[Collected data entries]
□ □ □ □ □

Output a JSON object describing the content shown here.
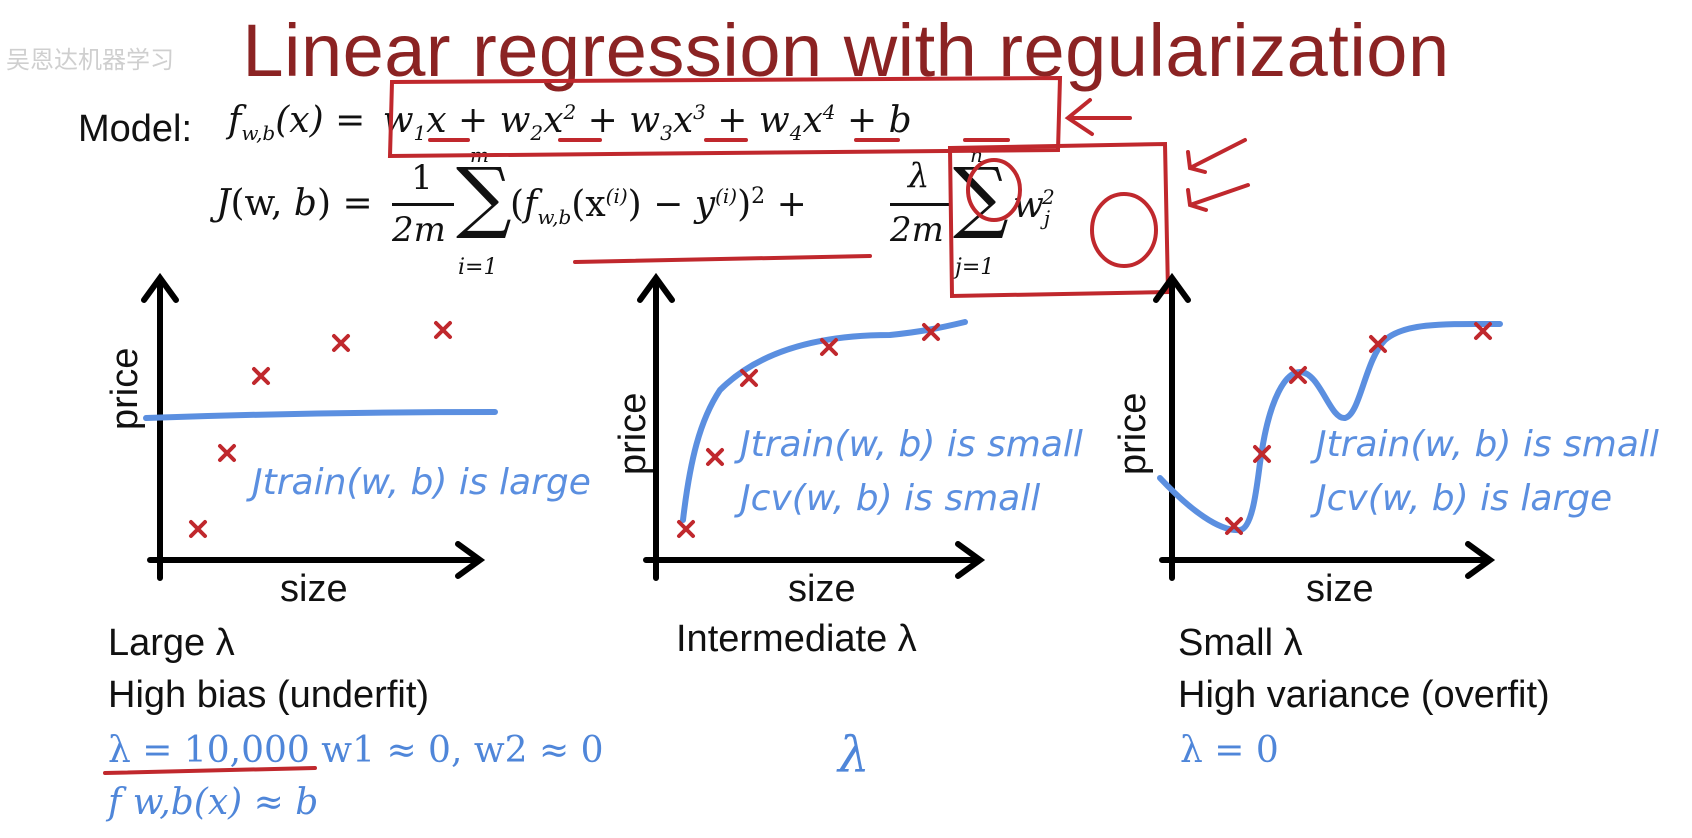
{
  "slide": {
    "title": "Linear regression with regularization",
    "watermark": "吴恩达机器学习"
  },
  "model": {
    "label": "Model:",
    "equation": "f w,b (x) = w1x + w2x² + w3x³ + w4x⁴ + b"
  },
  "cost": {
    "lhs": "J(w, b) =",
    "term1": "1/2m Σ i=1..m (f w,b(x(i)) − y(i))²",
    "term2": "λ/2m Σ j=1..n wj²"
  },
  "plots": [
    {
      "ylabel": "price",
      "xlabel": "size",
      "annotations": [
        "Jtrain(w, b) is large"
      ],
      "caption1": "Large λ",
      "caption2": "High bias (underfit)",
      "note1": "λ = 10,000   w1 ≈ 0, w2 ≈ 0",
      "note2": "f w,b(x) ≈ b"
    },
    {
      "ylabel": "price",
      "xlabel": "size",
      "annotations": [
        "Jtrain(w, b) is small",
        "Jcv(w, b) is small"
      ],
      "caption1": "Intermediate λ",
      "note1": "λ"
    },
    {
      "ylabel": "price",
      "xlabel": "size",
      "annotations": [
        "Jtrain(w, b) is small",
        "Jcv(w, b) is large"
      ],
      "caption1": "Small λ",
      "caption2": "High variance (overfit)",
      "note1": "λ = 0"
    }
  ],
  "colors": {
    "title": "#8b2323",
    "annotation_red": "#c0282d",
    "curve_blue": "#5b8fe0",
    "axis": "#000000"
  }
}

□ □ □ □ □

▶ _What the task asks_
Repeat each record exactly as shown above, dropping all images.

▶ _Finished task_
Output a JSON object describing the content shown here.
{
  "slide": {
    "title": "Linear regression with regularization",
    "watermark": "吴恩达机器学习"
  },
  "model": {
    "label": "Model:",
    "equation": "f w,b (x) = w1x + w2x² + w3x³ + w4x⁴ + b"
  },
  "cost": {
    "lhs": "J(w, b) =",
    "term1": "1/2m Σ i=1..m (f w,b(x(i)) − y(i))²",
    "term2": "λ/2m Σ j=1..n wj²"
  },
  "plots": [
    {
      "ylabel": "price",
      "xlabel": "size",
      "annotations": [
        "Jtrain(w, b) is large"
      ],
      "caption1": "Large λ",
      "caption2": "High bias (underfit)",
      "note1": "λ = 10,000   w1 ≈ 0, w2 ≈ 0",
      "note2": "f w,b(x) ≈ b"
    },
    {
      "ylabel": "price",
      "xlabel": "size",
      "annotations": [
        "Jtrain(w, b) is small",
        "Jcv(w, b) is small"
      ],
      "caption1": "Intermediate λ",
      "note1": "λ"
    },
    {
      "ylabel": "price",
      "xlabel": "size",
      "annotations": [
        "Jtrain(w, b) is small",
        "Jcv(w, b) is large"
      ],
      "caption1": "Small λ",
      "caption2": "High variance (overfit)",
      "note1": "λ = 0"
    }
  ],
  "colors": {
    "title": "#8b2323",
    "annotation_red": "#c0282d",
    "curve_blue": "#5b8fe0",
    "axis": "#000000"
  }
}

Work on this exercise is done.